* [WHAT TO DO]:
Each entry below must be repeated word for word.

* [RECORDS SUPPLIED]:
━━━━
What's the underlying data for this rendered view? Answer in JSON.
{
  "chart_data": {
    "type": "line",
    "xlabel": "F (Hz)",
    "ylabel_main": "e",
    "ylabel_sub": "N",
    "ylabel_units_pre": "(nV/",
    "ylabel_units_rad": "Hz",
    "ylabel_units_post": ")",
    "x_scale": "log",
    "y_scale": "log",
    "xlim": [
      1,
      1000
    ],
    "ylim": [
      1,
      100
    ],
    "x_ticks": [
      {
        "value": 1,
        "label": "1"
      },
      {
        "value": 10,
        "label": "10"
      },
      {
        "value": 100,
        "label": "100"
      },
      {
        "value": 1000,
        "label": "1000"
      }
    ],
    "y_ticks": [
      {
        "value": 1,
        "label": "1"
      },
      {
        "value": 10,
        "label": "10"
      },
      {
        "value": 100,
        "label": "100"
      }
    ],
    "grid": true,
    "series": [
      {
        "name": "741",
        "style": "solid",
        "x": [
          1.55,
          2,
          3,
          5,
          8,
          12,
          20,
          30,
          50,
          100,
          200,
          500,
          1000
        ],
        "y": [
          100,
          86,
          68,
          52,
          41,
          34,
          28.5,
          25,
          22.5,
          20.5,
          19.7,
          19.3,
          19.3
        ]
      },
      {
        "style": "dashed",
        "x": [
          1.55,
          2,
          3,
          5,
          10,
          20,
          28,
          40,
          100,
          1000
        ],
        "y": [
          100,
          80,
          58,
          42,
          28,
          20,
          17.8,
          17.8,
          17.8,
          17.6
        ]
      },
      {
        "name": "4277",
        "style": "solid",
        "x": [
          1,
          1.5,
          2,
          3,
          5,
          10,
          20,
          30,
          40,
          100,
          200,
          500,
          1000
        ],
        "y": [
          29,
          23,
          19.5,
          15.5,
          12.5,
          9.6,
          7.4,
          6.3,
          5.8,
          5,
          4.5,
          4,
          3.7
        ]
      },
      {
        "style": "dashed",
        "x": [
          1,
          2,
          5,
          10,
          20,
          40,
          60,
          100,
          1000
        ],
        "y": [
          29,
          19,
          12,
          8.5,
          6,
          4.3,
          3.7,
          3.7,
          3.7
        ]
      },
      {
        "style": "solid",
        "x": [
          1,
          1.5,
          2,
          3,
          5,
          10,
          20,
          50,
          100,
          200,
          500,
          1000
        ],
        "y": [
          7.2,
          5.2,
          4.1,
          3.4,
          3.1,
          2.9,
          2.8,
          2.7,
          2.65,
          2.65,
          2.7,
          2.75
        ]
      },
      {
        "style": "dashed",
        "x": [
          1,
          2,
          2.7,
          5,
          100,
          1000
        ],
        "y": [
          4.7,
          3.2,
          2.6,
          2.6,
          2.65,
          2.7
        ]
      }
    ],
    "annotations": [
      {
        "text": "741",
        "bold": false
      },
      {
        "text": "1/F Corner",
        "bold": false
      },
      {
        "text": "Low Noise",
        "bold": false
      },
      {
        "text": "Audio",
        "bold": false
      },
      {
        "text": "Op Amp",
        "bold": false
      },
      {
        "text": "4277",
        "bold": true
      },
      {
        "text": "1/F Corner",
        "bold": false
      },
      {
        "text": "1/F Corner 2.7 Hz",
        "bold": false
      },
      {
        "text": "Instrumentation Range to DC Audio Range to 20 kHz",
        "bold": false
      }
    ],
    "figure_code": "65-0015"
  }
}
━━━━
* [PROBLEM SOLUTION]:
What's the underlying data for this rendered view? Answer in JSON.
{
  "chart_data": {
    "type": "line",
    "xlabel": "F (Hz)",
    "ylabel_main": "e",
    "ylabel_sub": "N",
    "ylabel_units_pre": "(nV/",
    "ylabel_units_rad": "Hz",
    "ylabel_units_post": ")",
    "x_scale": "log",
    "y_scale": "log",
    "xlim": [
      1,
      1000
    ],
    "ylim": [
      1,
      100
    ],
    "x_ticks": [
      {
        "value": 1,
        "label": "1"
      },
      {
        "value": 10,
        "label": "10"
      },
      {
        "value": 100,
        "label": "100"
      },
      {
        "value": 1000,
        "label": "1000"
      }
    ],
    "y_ticks": [
      {
        "value": 1,
        "label": "1"
      },
      {
        "value": 10,
        "label": "10"
      },
      {
        "value": 100,
        "label": "100"
      }
    ],
    "grid": true,
    "series": [
      {
        "name": "741",
        "style": "solid",
        "x": [
          1.55,
          2,
          3,
          5,
          8,
          12,
          20,
          30,
          50,
          100,
          200,
          500,
          1000
        ],
        "y": [
          100,
          86,
          68,
          52,
          41,
          34,
          28.5,
          25,
          22.5,
          20.5,
          19.7,
          19.3,
          19.3
        ]
      },
      {
        "style": "dashed",
        "x": [
          1.55,
          2,
          3,
          5,
          10,
          20,
          28,
          40,
          100,
          1000
        ],
        "y": [
          100,
          80,
          58,
          42,
          28,
          20,
          17.8,
          17.8,
          17.8,
          17.6
        ]
      },
      {
        "name": "4277",
        "style": "solid",
        "x": [
          1,
          1.5,
          2,
          3,
          5,
          10,
          20,
          30,
          40,
          100,
          200,
          500,
          1000
        ],
        "y": [
          29,
          23,
          19.5,
          15.5,
          12.5,
          9.6,
          7.4,
          6.3,
          5.8,
          5,
          4.5,
          4,
          3.7
        ]
      },
      {
        "style": "dashed",
        "x": [
          1,
          2,
          5,
          10,
          20,
          40,
          60,
          100,
          1000
        ],
        "y": [
          29,
          19,
          12,
          8.5,
          6,
          4.3,
          3.7,
          3.7,
          3.7
        ]
      },
      {
        "style": "solid",
        "x": [
          1,
          1.5,
          2,
          3,
          5,
          10,
          20,
          50,
          100,
          200,
          500,
          1000
        ],
        "y": [
          7.2,
          5.2,
          4.1,
          3.4,
          3.1,
          2.9,
          2.8,
          2.7,
          2.65,
          2.65,
          2.7,
          2.75
        ]
      },
      {
        "style": "dashed",
        "x": [
          1,
          2,
          2.7,
          5,
          100,
          1000
        ],
        "y": [
          4.7,
          3.2,
          2.6,
          2.6,
          2.65,
          2.7
        ]
      }
    ],
    "annotations": [
      {
        "text": "741",
        "bold": false
      },
      {
        "text": "1/F Corner",
        "bold": false
      },
      {
        "text": "Low Noise",
        "bold": false
      },
      {
        "text": "Audio",
        "bold": false
      },
      {
        "text": "Op Amp",
        "bold": false
      },
      {
        "text": "4277",
        "bold": true
      },
      {
        "text": "1/F Corner",
        "bold": false
      },
      {
        "text": "1/F Corner 2.7 Hz",
        "bold": false
      },
      {
        "text": "Instrumentation Range to DC Audio Range to 20 kHz",
        "bold": false
      }
    ],
    "figure_code": "65-0015"
  }
}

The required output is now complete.